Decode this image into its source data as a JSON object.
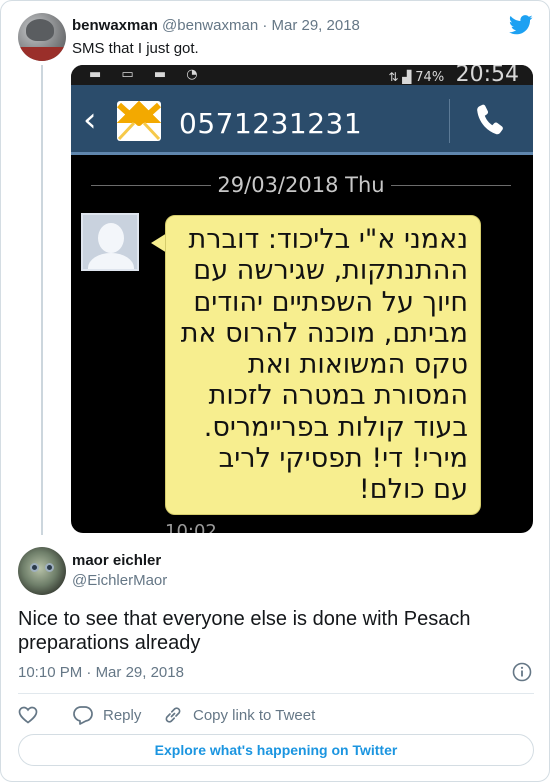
{
  "parent_tweet": {
    "author_name": "benwaxman",
    "author_handle": "@benwaxman",
    "separator": "·",
    "date": "Mar 29, 2018",
    "text": "SMS that I just got."
  },
  "sms_screenshot": {
    "status_battery": "74%",
    "status_time": "20:54",
    "sender_number": "0571231231",
    "date_label": "29/03/2018 Thu",
    "message_lines": [
      "נאמני א\"י בליכוד: דוברת",
      "ההתנתקות, שגירשה עם",
      "חיוך על השפתיים יהודים",
      "מביתם, מוכנה להרוס את",
      "טקס המשואות ואת",
      "המסורת במטרה לזכות",
      "בעוד קולות בפריימריס.",
      "מירי! די! תפסיקי לריב",
      "עם כולם!"
    ],
    "message_time": "10:02"
  },
  "reply_tweet": {
    "author_name": "maor eichler",
    "author_handle": "@EichlerMaor",
    "text": "Nice to see that everyone else is done with Pesach preparations already",
    "time": "10:10 PM",
    "separator": "·",
    "date": "Mar 29, 2018"
  },
  "actions": {
    "reply_label": "Reply",
    "copy_link_label": "Copy link to Tweet"
  },
  "explore_label": "Explore what's happening on Twitter",
  "colors": {
    "twitter_blue": "#1da1f2",
    "link_blue": "#1b95e0",
    "sms_header": "#2b4c6b",
    "bubble": "#f7ee8f"
  },
  "icons": [
    "twitter-logo-icon",
    "heart-icon",
    "reply-icon",
    "link-icon",
    "info-icon",
    "back-chevron-icon",
    "envelope-icon",
    "phone-call-icon"
  ]
}
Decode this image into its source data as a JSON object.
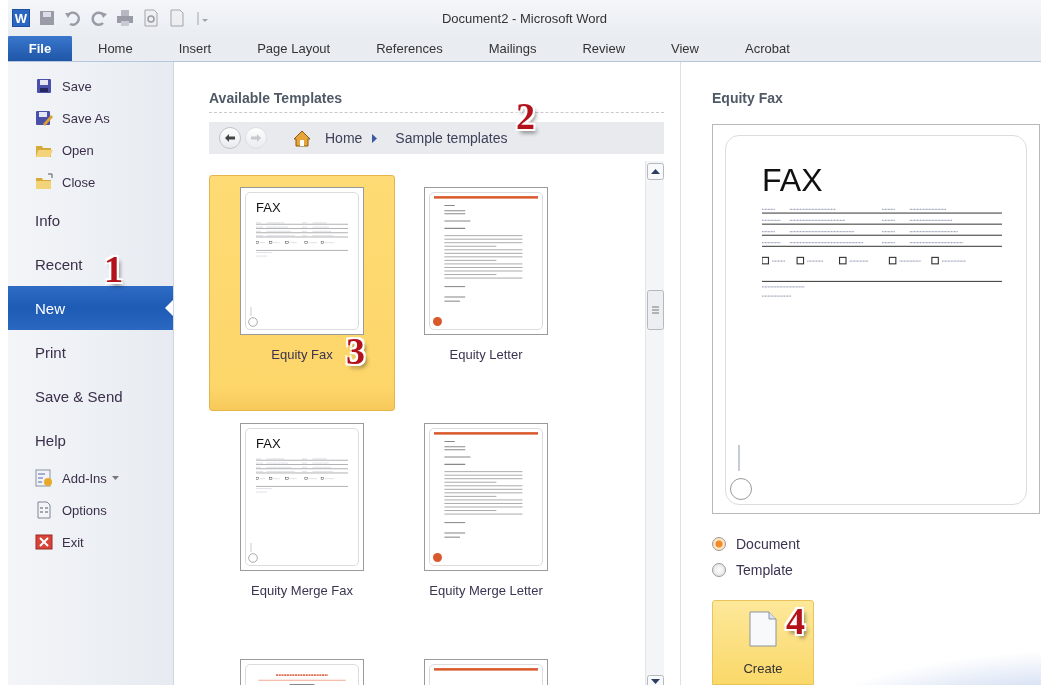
{
  "window": {
    "app_letter": "W",
    "title": "Document2 - Microsoft Word"
  },
  "ribbon_tabs": [
    {
      "label": "File",
      "selected": true
    },
    {
      "label": "Home",
      "selected": false
    },
    {
      "label": "Insert",
      "selected": false
    },
    {
      "label": "Page Layout",
      "selected": false
    },
    {
      "label": "References",
      "selected": false
    },
    {
      "label": "Mailings",
      "selected": false
    },
    {
      "label": "Review",
      "selected": false
    },
    {
      "label": "View",
      "selected": false
    },
    {
      "label": "Acrobat",
      "selected": false
    }
  ],
  "backstage_nav": [
    {
      "label": "Save",
      "kind": "save",
      "selected": false
    },
    {
      "label": "Save As",
      "kind": "save_as",
      "selected": false
    },
    {
      "label": "Open",
      "kind": "open",
      "selected": false
    },
    {
      "label": "Close",
      "kind": "close",
      "selected": false
    },
    {
      "label": "Info",
      "kind": "section",
      "selected": false
    },
    {
      "label": "Recent",
      "kind": "section",
      "selected": false
    },
    {
      "label": "New",
      "kind": "section",
      "selected": true
    },
    {
      "label": "Print",
      "kind": "section",
      "selected": false
    },
    {
      "label": "Save & Send",
      "kind": "section",
      "selected": false
    },
    {
      "label": "Help",
      "kind": "section",
      "selected": false
    },
    {
      "label": "Add-Ins",
      "kind": "add_ins",
      "selected": false
    },
    {
      "label": "Options",
      "kind": "options",
      "selected": false
    },
    {
      "label": "Exit",
      "kind": "exit",
      "selected": false
    }
  ],
  "available_templates": {
    "heading": "Available Templates",
    "nav_buttons": [
      {
        "kind": "back",
        "disabled": false
      },
      {
        "kind": "forward",
        "disabled": true
      }
    ],
    "breadcrumb": [
      "Home",
      "Sample templates"
    ],
    "templates": [
      {
        "name": "Equity Fax",
        "kind": "fax",
        "heading": "FAX",
        "selected": true
      },
      {
        "name": "Equity Letter",
        "kind": "letter",
        "selected": false
      },
      {
        "name": "Equity Merge Fax",
        "kind": "fax",
        "heading": "FAX",
        "selected": false
      },
      {
        "name": "Equity Merge Letter",
        "kind": "letter",
        "selected": false
      },
      {
        "kind": "report",
        "selected": false
      },
      {
        "kind": "letter",
        "selected": false
      }
    ]
  },
  "preview": {
    "title": "Equity Fax",
    "heading": "FAX",
    "create_as": [
      {
        "label": "Document",
        "selected": true
      },
      {
        "label": "Template",
        "selected": false
      }
    ],
    "create_button": "Create"
  },
  "callouts": [
    "1",
    "2",
    "3",
    "4"
  ]
}
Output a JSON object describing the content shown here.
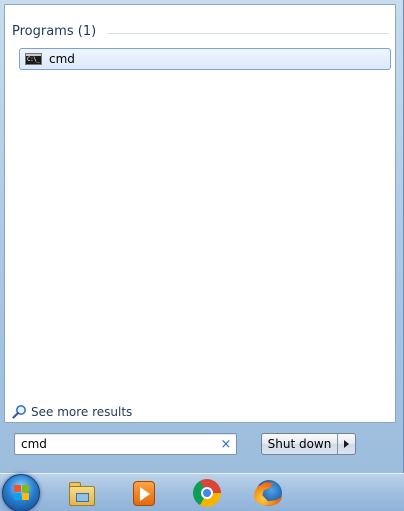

^^^^^^^^^^^^^^^^

Task goal => Scan the material line by line and report each one that contains "Merge".

Full response =>
        "name": "Equity Merge Fax",
        "name": "Equity Merge Letter",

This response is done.